■ GIVEN EXERCISE
Check each line of the listing for the string "Ocean", then state how many lines have it. Only the number is wanted.

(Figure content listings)
>>

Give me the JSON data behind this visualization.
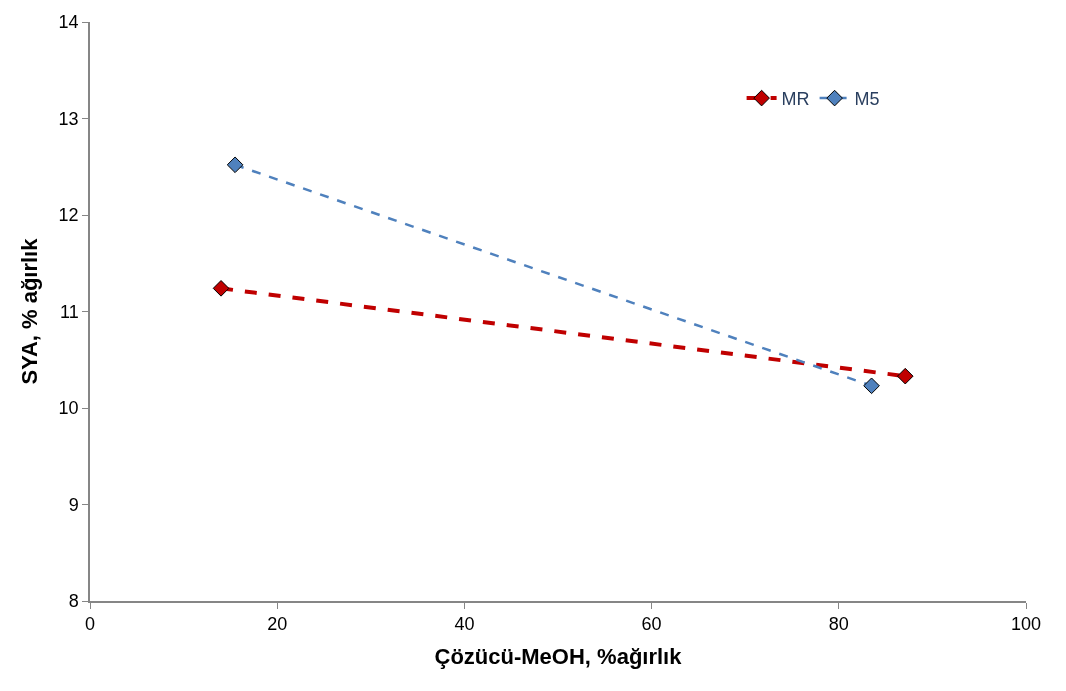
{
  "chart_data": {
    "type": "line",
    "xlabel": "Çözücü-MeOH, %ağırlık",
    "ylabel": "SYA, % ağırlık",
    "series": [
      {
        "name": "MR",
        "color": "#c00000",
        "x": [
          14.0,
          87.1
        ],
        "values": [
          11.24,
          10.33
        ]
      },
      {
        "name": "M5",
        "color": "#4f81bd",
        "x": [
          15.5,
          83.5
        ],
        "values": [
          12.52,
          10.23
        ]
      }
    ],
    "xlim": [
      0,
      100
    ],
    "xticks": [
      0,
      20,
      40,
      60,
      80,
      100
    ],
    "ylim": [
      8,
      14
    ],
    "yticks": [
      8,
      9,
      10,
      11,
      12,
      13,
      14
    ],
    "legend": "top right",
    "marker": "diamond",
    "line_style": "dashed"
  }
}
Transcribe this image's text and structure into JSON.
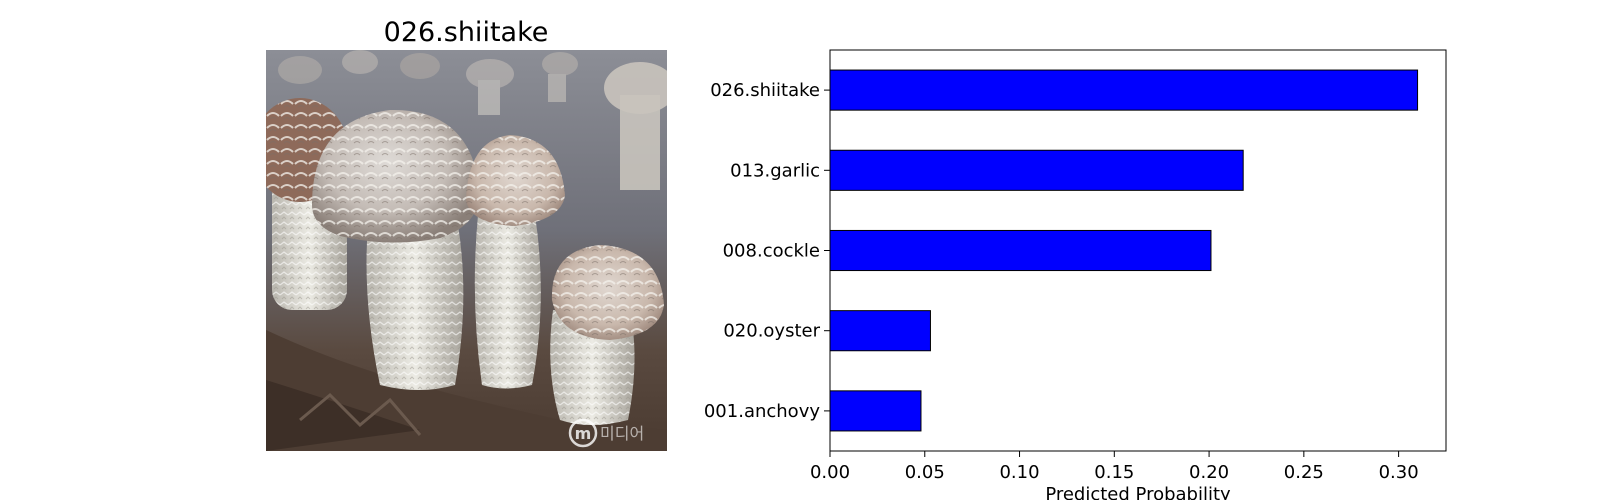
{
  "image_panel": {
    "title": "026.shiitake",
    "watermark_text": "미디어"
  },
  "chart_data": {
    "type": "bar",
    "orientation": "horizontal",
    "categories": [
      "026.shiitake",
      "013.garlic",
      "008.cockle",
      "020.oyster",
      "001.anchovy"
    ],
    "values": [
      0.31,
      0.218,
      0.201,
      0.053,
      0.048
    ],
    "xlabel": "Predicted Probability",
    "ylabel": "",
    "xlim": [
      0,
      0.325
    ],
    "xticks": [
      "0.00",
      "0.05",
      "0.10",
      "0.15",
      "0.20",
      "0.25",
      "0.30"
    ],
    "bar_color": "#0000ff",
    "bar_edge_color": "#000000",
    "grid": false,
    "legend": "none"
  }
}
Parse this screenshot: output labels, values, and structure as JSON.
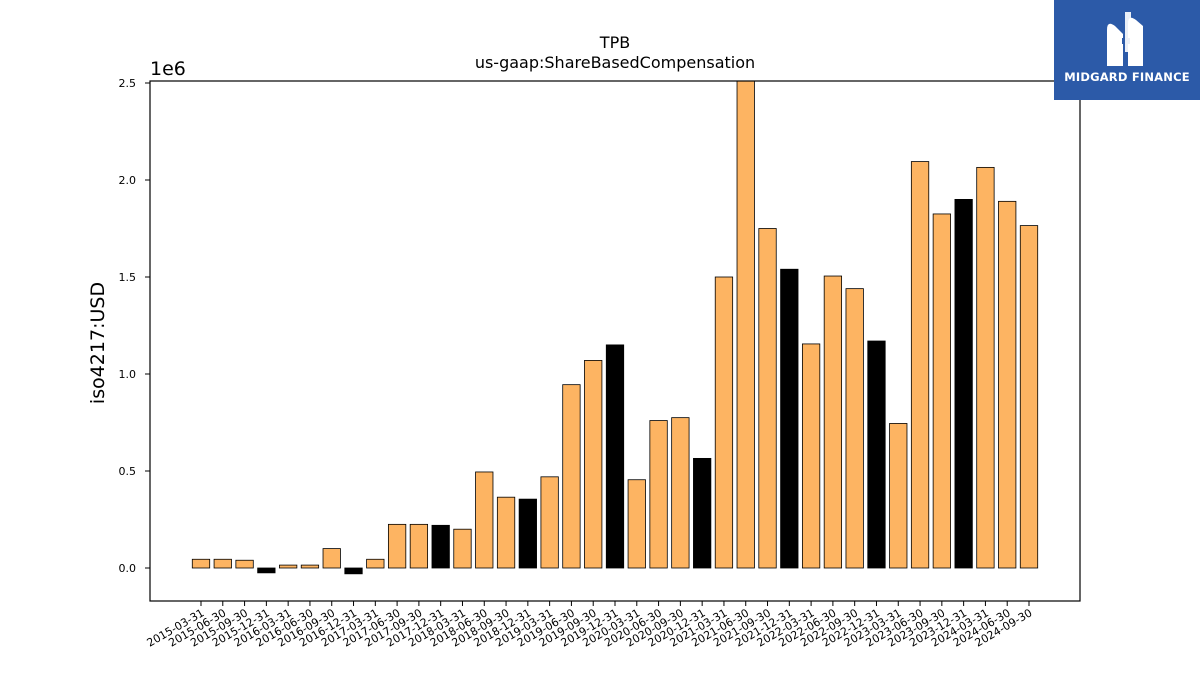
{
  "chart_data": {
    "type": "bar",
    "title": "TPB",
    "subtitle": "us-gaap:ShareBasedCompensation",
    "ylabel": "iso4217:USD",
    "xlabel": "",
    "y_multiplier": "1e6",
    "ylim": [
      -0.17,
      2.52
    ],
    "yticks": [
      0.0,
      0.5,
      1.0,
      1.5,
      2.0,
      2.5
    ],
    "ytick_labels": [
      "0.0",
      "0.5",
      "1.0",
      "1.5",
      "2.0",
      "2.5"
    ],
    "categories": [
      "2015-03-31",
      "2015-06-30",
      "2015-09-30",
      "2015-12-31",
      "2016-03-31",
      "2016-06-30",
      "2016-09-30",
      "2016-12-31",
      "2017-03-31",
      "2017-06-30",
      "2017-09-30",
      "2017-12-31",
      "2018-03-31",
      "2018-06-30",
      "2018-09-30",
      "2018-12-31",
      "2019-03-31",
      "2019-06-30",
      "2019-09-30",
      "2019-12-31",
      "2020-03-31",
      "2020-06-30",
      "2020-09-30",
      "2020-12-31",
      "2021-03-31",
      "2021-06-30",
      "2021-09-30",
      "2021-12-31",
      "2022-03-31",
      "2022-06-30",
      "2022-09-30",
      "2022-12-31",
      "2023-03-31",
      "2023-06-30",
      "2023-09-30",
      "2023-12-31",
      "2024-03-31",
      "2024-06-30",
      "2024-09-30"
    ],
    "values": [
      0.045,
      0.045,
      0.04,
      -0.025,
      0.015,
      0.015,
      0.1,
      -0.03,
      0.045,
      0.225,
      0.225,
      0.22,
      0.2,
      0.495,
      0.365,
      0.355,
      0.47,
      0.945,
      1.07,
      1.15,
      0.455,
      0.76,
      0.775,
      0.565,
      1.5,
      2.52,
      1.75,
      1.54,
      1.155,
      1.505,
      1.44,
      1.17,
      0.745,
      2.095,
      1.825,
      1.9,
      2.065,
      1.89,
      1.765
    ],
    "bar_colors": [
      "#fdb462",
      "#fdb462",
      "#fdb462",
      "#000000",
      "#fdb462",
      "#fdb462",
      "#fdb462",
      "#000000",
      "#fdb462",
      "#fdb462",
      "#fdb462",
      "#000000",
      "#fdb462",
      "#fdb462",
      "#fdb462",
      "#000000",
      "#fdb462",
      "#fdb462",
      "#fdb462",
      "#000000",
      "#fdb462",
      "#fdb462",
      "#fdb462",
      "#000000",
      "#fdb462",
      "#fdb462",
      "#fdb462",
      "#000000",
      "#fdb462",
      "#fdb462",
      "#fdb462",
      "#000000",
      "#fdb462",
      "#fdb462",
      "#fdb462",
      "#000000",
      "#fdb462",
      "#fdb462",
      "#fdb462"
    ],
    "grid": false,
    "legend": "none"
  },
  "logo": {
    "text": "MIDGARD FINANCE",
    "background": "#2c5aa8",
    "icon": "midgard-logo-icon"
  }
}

<<
>>

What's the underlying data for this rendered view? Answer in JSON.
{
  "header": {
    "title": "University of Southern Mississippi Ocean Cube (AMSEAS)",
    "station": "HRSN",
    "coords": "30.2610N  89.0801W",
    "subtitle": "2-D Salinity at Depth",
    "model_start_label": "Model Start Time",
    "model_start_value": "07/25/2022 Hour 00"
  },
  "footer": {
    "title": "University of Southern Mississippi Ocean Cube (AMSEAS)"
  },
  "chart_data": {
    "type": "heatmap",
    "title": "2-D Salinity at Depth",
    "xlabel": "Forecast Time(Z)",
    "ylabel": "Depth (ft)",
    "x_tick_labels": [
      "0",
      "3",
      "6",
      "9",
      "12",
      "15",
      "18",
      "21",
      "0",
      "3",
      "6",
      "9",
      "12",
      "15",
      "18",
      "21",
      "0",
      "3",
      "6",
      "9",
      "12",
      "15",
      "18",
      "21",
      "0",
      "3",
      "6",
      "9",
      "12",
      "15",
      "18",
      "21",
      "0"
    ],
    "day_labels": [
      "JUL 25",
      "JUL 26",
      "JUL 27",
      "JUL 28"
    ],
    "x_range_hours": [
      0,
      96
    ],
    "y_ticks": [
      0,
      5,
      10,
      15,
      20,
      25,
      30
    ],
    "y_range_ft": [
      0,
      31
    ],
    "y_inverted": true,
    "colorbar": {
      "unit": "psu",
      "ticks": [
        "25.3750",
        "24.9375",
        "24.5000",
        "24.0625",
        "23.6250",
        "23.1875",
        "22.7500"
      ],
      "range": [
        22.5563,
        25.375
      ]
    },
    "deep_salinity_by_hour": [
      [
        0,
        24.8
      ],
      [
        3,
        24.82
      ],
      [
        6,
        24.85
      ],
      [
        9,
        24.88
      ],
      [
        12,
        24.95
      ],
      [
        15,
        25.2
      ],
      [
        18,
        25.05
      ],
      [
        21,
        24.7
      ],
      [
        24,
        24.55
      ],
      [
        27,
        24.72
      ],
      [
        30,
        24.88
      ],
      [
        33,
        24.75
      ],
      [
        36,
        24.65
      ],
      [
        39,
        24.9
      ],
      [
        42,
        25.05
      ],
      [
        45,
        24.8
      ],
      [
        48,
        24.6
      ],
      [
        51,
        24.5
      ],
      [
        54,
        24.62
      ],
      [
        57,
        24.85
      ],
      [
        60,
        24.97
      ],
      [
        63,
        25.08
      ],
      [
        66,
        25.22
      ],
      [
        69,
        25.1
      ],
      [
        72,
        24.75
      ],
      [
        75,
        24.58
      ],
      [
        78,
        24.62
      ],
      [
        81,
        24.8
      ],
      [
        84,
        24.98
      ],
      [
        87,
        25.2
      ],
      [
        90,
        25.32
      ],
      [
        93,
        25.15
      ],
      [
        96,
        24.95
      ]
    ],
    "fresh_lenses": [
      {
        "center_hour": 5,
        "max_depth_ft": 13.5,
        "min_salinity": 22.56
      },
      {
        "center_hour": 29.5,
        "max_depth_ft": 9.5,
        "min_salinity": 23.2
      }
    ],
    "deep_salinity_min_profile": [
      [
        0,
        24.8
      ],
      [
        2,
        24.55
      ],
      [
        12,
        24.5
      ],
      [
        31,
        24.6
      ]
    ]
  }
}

<<

■ ANSWER TO THE PROBLEM
2